Given exercise: For the records that follow, return only the count of lines containing the string "What".
-----
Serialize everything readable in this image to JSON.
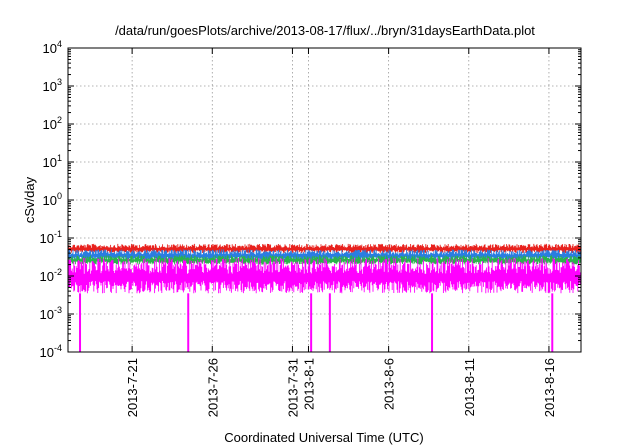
{
  "chart_data": {
    "type": "line",
    "title": "/data/run/goesPlots/archive/2013-08-17/flux/../bryn/31daysEarthData.plot",
    "xlabel": "Coordinated Universal Time (UTC)",
    "ylabel": "cSv/day",
    "y_scale": "log",
    "ylim": [
      0.0001,
      10000
    ],
    "y_ticks": [
      {
        "value": 0.0001,
        "mant": "10",
        "exp": "-4"
      },
      {
        "value": 0.001,
        "mant": "10",
        "exp": "-3"
      },
      {
        "value": 0.01,
        "mant": "10",
        "exp": "-2"
      },
      {
        "value": 0.1,
        "mant": "10",
        "exp": "-1"
      },
      {
        "value": 1,
        "mant": "10",
        "exp": "0"
      },
      {
        "value": 10,
        "mant": "10",
        "exp": "1"
      },
      {
        "value": 100,
        "mant": "10",
        "exp": "2"
      },
      {
        "value": 1000,
        "mant": "10",
        "exp": "3"
      },
      {
        "value": 10000,
        "mant": "10",
        "exp": "4"
      }
    ],
    "xlim": [
      "2013-07-17",
      "2013-08-18"
    ],
    "x_ticks": [
      {
        "date": "2013-07-21",
        "label": "2013-7-21"
      },
      {
        "date": "2013-07-26",
        "label": "2013-7-26"
      },
      {
        "date": "2013-07-31",
        "label": "2013-7-31"
      },
      {
        "date": "2013-08-01",
        "label": "2013-8-1"
      },
      {
        "date": "2013-08-06",
        "label": "2013-8-6"
      },
      {
        "date": "2013-08-11",
        "label": "2013-8-11"
      },
      {
        "date": "2013-08-16",
        "label": "2013-8-16"
      }
    ],
    "grid": true,
    "series": [
      {
        "color": "#e8211d",
        "band": [
          0.04,
          0.07
        ]
      },
      {
        "color": "#2a7de1",
        "band": [
          0.025,
          0.05
        ]
      },
      {
        "color": "#2bb24c",
        "band": [
          0.02,
          0.035
        ]
      },
      {
        "color": "#ff00ff",
        "band": [
          0.0035,
          0.03
        ]
      }
    ],
    "dropouts": [
      "2013-07-17 18:00",
      "2013-07-24 12:00",
      "2013-08-01 04:00",
      "2013-08-02 08:00",
      "2013-08-08 17:00",
      "2013-08-16 05:00"
    ],
    "dropout_min": 0.0001
  }
}
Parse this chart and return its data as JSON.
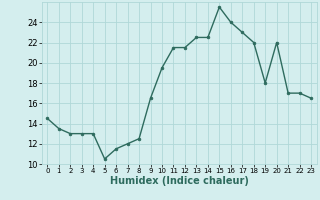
{
  "x": [
    0,
    1,
    2,
    3,
    4,
    5,
    6,
    7,
    8,
    9,
    10,
    11,
    12,
    13,
    14,
    15,
    16,
    17,
    18,
    19,
    20,
    21,
    22,
    23
  ],
  "y": [
    14.5,
    13.5,
    13.0,
    13.0,
    13.0,
    10.5,
    11.5,
    12.0,
    12.5,
    16.5,
    19.5,
    21.5,
    21.5,
    22.5,
    22.5,
    25.5,
    24.0,
    23.0,
    22.0,
    18.0,
    22.0,
    17.0,
    17.0,
    16.5
  ],
  "line_color": "#2e6b5e",
  "marker": "o",
  "markersize": 2.0,
  "linewidth": 1.0,
  "xlabel": "Humidex (Indice chaleur)",
  "xlabel_fontsize": 7,
  "ylim": [
    10,
    26
  ],
  "xlim": [
    -0.5,
    23.5
  ],
  "yticks": [
    10,
    12,
    14,
    16,
    18,
    20,
    22,
    24
  ],
  "xticks": [
    0,
    1,
    2,
    3,
    4,
    5,
    6,
    7,
    8,
    9,
    10,
    11,
    12,
    13,
    14,
    15,
    16,
    17,
    18,
    19,
    20,
    21,
    22,
    23
  ],
  "grid_color": "#b0d8d8",
  "bg_color": "#d4eeee",
  "tick_fontsize": 6,
  "xtick_fontsize": 5
}
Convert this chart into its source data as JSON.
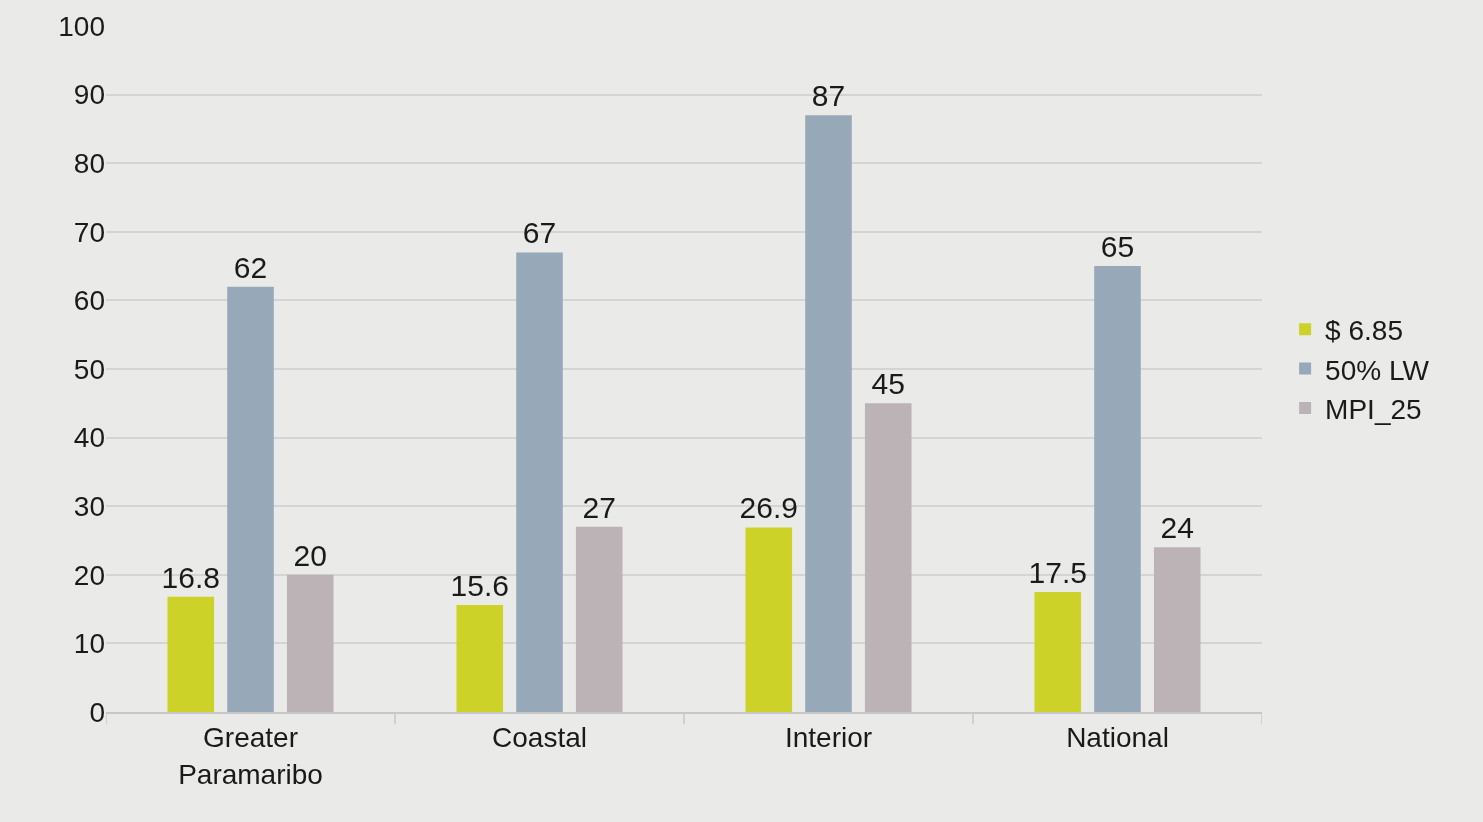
{
  "chart_data": {
    "type": "bar",
    "categories": [
      "Greater Paramaribo",
      "Coastal",
      "Interior",
      "National"
    ],
    "series": [
      {
        "name": "$ 6.85",
        "color": "#cdd228",
        "values": [
          16.8,
          15.6,
          26.9,
          17.5
        ]
      },
      {
        "name": "50% LW",
        "color": "#97a8b8",
        "values": [
          62,
          67,
          87,
          65
        ]
      },
      {
        "name": "MPI_25",
        "color": "#bcb3b6",
        "values": [
          20,
          27,
          45,
          24
        ]
      }
    ],
    "ylim": [
      0,
      100
    ],
    "yticks": [
      0,
      10,
      20,
      30,
      40,
      50,
      60,
      70,
      80,
      90,
      100
    ],
    "grid": "y",
    "legend": "right",
    "data_labels": true
  }
}
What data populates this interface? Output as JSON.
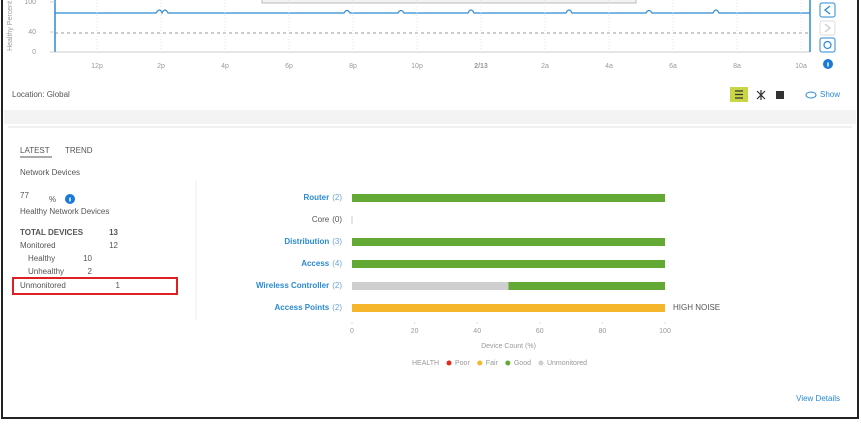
{
  "timeline": {
    "y_label": "Healthy Percent",
    "yticks": [
      100,
      40,
      0
    ],
    "ylim": [
      0,
      100
    ],
    "x_labels": [
      "12p",
      "2p",
      "4p",
      "6p",
      "8p",
      "10p",
      "2/13",
      "2a",
      "4a",
      "6a",
      "8a",
      "10a"
    ]
  },
  "toolbar": {
    "location": "Location: Global",
    "show": "Show"
  },
  "summary": {
    "tabs": [
      "LATEST",
      "TREND"
    ],
    "title": "Network Devices",
    "health_value": 77,
    "health_unit": "%",
    "health_caption": "Healthy Network Devices",
    "rows": [
      {
        "label": "TOTAL DEVICES",
        "value": 13
      },
      {
        "label": "Monitored",
        "value": 12
      },
      {
        "label": "Healthy",
        "value": 10
      },
      {
        "label": "Unhealthy",
        "value": 2
      },
      {
        "label": "Unmonitored",
        "value": 1
      }
    ]
  },
  "health_chart": {
    "type": "bar",
    "orientation": "horizontal",
    "stacked": true,
    "categories": [
      "Router",
      "Core",
      "Distribution",
      "Access",
      "Wireless Controller",
      "Access Points"
    ],
    "count_labels": [
      "(2)",
      "(0)",
      "(3)",
      "(4)",
      "(2)",
      "(2)"
    ],
    "series": [
      {
        "name": "Poor",
        "color": "#e02b20",
        "values": [
          0,
          0,
          0,
          0,
          0,
          0
        ]
      },
      {
        "name": "Fair",
        "color": "#f5b62b",
        "values": [
          0,
          0,
          0,
          0,
          0,
          100
        ]
      },
      {
        "name": "Good",
        "color": "#62aa34",
        "values": [
          100,
          0,
          100,
          100,
          50,
          0
        ]
      },
      {
        "name": "Unmonitored",
        "color": "#cfcfcf",
        "values": [
          0,
          0,
          0,
          0,
          50,
          0
        ]
      }
    ],
    "legend_title": "HEALTH",
    "xlim": [
      0,
      100
    ],
    "xticks": [
      0,
      20,
      40,
      60,
      80,
      100
    ],
    "x_label": "Device Count (%)",
    "annotations": [
      {
        "category": "Access Points",
        "text": "HIGH NOISE"
      }
    ]
  },
  "footer": {
    "link": "View Details"
  }
}
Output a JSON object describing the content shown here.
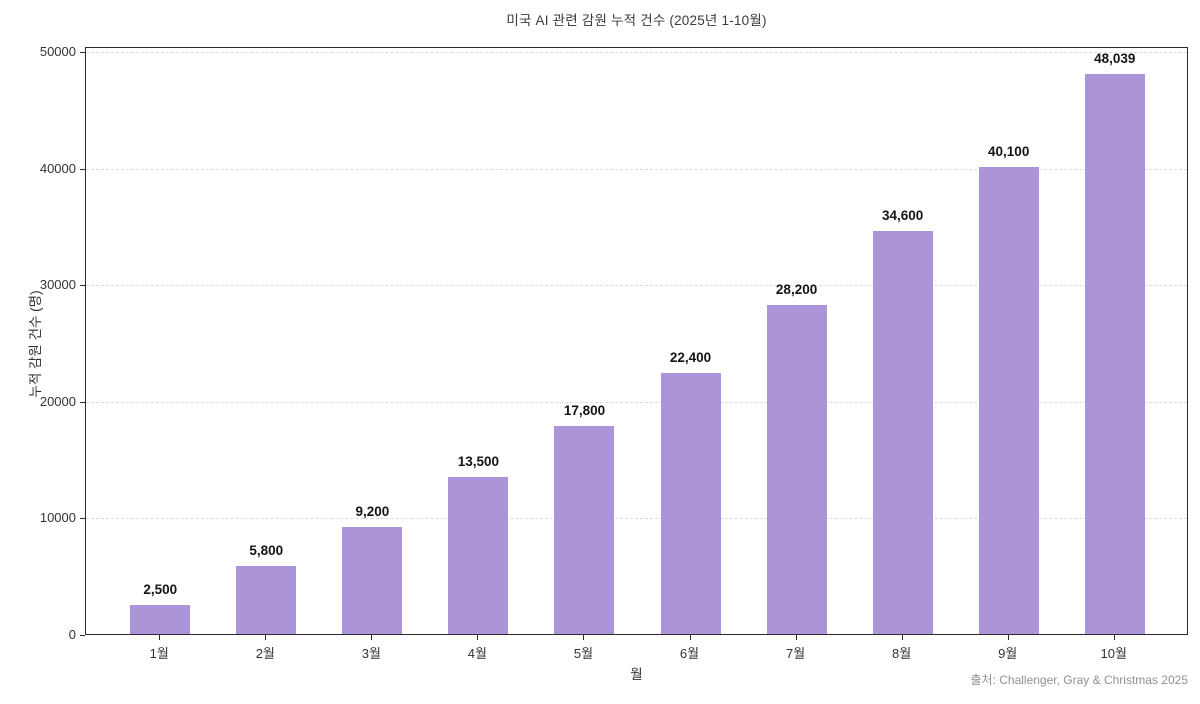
{
  "chart_data": {
    "type": "bar",
    "title": "미국 AI 관련 감원 누적 건수 (2025년 1-10월)",
    "categories": [
      "1월",
      "2월",
      "3월",
      "4월",
      "5월",
      "6월",
      "7월",
      "8월",
      "9월",
      "10월"
    ],
    "values": [
      2500,
      5800,
      9200,
      13500,
      17800,
      22400,
      28200,
      34600,
      40100,
      48039
    ],
    "value_labels": [
      "2,500",
      "5,800",
      "9,200",
      "13,500",
      "17,800",
      "22,400",
      "28,200",
      "34,600",
      "40,100",
      "48,039"
    ],
    "xlabel": "월",
    "ylabel": "누적 감원 건수 (명)",
    "ylim": [
      0,
      50440
    ],
    "yticks": [
      0,
      10000,
      20000,
      30000,
      40000,
      50000
    ],
    "ytick_labels": [
      "0",
      "10000",
      "20000",
      "30000",
      "40000",
      "50000"
    ],
    "grid": {
      "horizontal": true,
      "style": "dashed",
      "color": "#dcdcdc"
    },
    "legend": "none",
    "bar_color": "#ab94d8",
    "source_note": "출처: Challenger, Gray & Christmas 2025"
  }
}
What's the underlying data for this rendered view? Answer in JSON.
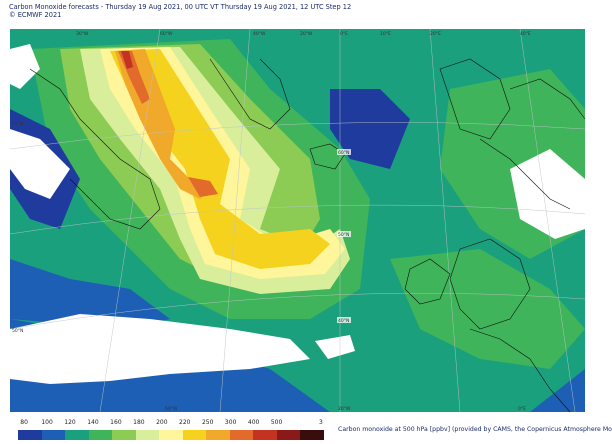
-----
Solution for this task: 2